The problem: Report the number of lines in the entries below that include the word "وإنما", and nothing else.

^^^^

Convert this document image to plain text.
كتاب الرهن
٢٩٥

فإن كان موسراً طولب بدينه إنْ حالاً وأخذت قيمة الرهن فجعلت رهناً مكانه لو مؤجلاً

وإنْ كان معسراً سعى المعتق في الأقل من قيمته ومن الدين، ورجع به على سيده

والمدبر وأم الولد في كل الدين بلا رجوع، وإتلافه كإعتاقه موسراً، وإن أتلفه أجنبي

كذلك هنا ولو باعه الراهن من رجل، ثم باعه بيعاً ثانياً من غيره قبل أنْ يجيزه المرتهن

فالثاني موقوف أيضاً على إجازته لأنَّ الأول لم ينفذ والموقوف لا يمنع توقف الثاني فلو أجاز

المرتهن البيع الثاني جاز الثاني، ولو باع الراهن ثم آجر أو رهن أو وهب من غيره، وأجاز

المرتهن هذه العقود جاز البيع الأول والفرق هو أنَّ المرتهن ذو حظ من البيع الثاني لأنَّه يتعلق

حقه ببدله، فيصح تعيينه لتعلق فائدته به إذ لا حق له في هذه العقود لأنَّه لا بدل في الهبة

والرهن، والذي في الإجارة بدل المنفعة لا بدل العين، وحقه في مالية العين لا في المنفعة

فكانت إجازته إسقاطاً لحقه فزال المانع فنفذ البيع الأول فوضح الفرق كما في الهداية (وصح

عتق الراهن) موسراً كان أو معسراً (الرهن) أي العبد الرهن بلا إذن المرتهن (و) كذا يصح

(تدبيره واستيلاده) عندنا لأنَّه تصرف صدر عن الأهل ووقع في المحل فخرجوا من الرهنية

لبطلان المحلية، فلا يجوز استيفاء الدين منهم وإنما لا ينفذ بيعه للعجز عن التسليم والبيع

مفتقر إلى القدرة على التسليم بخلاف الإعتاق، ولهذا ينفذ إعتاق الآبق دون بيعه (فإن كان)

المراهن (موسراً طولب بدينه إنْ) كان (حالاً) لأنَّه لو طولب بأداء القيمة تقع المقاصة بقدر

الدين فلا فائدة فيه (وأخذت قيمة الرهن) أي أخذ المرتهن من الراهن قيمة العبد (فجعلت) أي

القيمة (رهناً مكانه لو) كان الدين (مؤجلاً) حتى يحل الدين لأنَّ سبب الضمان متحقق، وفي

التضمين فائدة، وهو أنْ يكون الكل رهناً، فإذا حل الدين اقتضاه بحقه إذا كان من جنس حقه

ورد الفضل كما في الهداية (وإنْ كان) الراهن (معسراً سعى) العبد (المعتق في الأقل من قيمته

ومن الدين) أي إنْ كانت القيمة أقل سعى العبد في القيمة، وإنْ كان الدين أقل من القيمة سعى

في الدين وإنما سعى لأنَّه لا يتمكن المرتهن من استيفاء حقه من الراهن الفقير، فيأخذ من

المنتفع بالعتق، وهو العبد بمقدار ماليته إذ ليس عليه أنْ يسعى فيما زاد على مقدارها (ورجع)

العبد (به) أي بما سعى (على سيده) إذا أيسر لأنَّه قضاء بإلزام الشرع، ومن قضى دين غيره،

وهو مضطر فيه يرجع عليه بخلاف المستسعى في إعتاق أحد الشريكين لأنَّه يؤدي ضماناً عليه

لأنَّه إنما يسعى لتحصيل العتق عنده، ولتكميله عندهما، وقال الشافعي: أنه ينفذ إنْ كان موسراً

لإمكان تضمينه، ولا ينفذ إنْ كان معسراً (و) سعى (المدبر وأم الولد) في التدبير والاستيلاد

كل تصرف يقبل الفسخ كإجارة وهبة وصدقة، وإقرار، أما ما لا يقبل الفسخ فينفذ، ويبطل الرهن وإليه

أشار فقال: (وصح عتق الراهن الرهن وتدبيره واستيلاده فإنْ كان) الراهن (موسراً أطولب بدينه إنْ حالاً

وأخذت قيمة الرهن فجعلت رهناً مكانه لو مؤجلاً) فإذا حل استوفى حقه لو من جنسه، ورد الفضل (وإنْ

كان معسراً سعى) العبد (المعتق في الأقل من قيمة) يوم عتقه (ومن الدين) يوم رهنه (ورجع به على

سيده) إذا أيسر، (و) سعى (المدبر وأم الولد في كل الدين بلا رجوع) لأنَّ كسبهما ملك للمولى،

^^^^

Answer to the task: 2